§ **What is being asked**: Output the entries verbatim, including every line.

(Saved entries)
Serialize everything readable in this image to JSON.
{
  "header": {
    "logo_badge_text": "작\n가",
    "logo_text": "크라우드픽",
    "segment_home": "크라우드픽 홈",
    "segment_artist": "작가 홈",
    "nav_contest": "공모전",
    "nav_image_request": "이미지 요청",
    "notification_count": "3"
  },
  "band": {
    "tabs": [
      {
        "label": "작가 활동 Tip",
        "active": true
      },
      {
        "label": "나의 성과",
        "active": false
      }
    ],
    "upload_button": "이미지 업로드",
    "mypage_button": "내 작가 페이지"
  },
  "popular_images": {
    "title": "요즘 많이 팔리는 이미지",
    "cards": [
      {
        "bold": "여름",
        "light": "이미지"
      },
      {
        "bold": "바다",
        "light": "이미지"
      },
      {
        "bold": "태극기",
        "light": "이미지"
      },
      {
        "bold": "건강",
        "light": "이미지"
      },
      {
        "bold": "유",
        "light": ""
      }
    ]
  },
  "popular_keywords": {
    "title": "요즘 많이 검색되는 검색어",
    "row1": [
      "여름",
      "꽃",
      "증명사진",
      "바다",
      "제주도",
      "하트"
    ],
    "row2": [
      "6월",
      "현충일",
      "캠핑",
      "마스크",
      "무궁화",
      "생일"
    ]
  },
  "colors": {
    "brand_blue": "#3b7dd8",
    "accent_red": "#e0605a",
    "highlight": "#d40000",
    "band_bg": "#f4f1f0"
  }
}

§ **Task output**:
Serialize everything readable in this image to JSON.
{
  "header": {
    "logo_badge_text": "작\n가",
    "logo_text": "크라우드픽",
    "segment_home": "크라우드픽 홈",
    "segment_artist": "작가 홈",
    "nav_contest": "공모전",
    "nav_image_request": "이미지 요청",
    "notification_count": "3"
  },
  "band": {
    "tabs": [
      {
        "label": "작가 활동 Tip",
        "active": true
      },
      {
        "label": "나의 성과",
        "active": false
      }
    ],
    "upload_button": "이미지 업로드",
    "mypage_button": "내 작가 페이지"
  },
  "popular_images": {
    "title": "요즘 많이 팔리는 이미지",
    "cards": [
      {
        "bold": "여름",
        "light": "이미지"
      },
      {
        "bold": "바다",
        "light": "이미지"
      },
      {
        "bold": "태극기",
        "light": "이미지"
      },
      {
        "bold": "건강",
        "light": "이미지"
      },
      {
        "bold": "유",
        "light": ""
      }
    ]
  },
  "popular_keywords": {
    "title": "요즘 많이 검색되는 검색어",
    "row1": [
      "여름",
      "꽃",
      "증명사진",
      "바다",
      "제주도",
      "하트"
    ],
    "row2": [
      "6월",
      "현충일",
      "캠핑",
      "마스크",
      "무궁화",
      "생일"
    ]
  },
  "colors": {
    "brand_blue": "#3b7dd8",
    "accent_red": "#e0605a",
    "highlight": "#d40000",
    "band_bg": "#f4f1f0"
  }
}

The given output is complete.